* Your objective *
Your task is to tally the lines of the listing containing the word "median" and report the figure alone.

* Data extracted from a collection *
- - -

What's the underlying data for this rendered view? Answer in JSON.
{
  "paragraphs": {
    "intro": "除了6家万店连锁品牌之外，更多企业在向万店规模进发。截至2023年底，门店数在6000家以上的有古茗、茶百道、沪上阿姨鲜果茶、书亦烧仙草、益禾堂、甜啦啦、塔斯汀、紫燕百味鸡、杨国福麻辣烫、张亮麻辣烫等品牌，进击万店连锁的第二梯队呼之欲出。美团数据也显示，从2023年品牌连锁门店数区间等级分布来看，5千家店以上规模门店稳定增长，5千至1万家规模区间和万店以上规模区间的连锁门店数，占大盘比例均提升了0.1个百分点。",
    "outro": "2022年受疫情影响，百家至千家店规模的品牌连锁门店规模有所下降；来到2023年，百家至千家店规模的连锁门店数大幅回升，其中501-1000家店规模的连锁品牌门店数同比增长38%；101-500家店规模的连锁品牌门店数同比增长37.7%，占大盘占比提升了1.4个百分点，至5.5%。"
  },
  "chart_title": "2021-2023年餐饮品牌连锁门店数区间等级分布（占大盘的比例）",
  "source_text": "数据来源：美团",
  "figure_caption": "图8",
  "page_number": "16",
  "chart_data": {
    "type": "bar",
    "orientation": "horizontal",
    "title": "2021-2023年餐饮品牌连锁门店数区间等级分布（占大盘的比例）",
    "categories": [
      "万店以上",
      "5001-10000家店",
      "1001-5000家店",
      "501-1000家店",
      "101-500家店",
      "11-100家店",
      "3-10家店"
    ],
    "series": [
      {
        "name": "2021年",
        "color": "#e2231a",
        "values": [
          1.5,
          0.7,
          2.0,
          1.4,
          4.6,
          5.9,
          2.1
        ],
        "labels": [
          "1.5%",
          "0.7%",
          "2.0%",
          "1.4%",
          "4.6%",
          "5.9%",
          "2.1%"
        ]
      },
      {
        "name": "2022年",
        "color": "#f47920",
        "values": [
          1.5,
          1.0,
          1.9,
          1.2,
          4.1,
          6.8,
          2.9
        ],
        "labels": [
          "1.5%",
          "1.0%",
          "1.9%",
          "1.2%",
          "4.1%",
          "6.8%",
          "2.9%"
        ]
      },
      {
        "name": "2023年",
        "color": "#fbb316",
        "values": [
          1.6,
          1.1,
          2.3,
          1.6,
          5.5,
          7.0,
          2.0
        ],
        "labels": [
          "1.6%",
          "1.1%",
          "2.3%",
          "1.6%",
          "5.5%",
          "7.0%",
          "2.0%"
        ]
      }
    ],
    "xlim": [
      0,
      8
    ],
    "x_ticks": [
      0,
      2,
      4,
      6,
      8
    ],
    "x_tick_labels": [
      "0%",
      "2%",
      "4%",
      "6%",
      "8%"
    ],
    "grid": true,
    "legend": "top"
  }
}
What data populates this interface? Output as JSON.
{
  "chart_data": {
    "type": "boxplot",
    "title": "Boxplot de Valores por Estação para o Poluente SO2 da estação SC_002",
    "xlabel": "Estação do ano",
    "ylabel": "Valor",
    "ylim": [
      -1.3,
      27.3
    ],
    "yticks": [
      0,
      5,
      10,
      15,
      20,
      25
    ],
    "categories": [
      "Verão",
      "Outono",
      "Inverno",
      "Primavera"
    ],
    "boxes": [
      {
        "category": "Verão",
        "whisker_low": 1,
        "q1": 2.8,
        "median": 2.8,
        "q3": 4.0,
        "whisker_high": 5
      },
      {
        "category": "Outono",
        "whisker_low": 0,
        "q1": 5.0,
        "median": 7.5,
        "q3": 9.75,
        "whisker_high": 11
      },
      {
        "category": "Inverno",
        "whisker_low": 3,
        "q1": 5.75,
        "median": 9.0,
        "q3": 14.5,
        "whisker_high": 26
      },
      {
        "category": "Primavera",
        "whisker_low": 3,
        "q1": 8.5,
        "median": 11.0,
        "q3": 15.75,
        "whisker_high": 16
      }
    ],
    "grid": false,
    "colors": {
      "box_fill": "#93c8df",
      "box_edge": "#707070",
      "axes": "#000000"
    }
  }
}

- - -

* In response *
4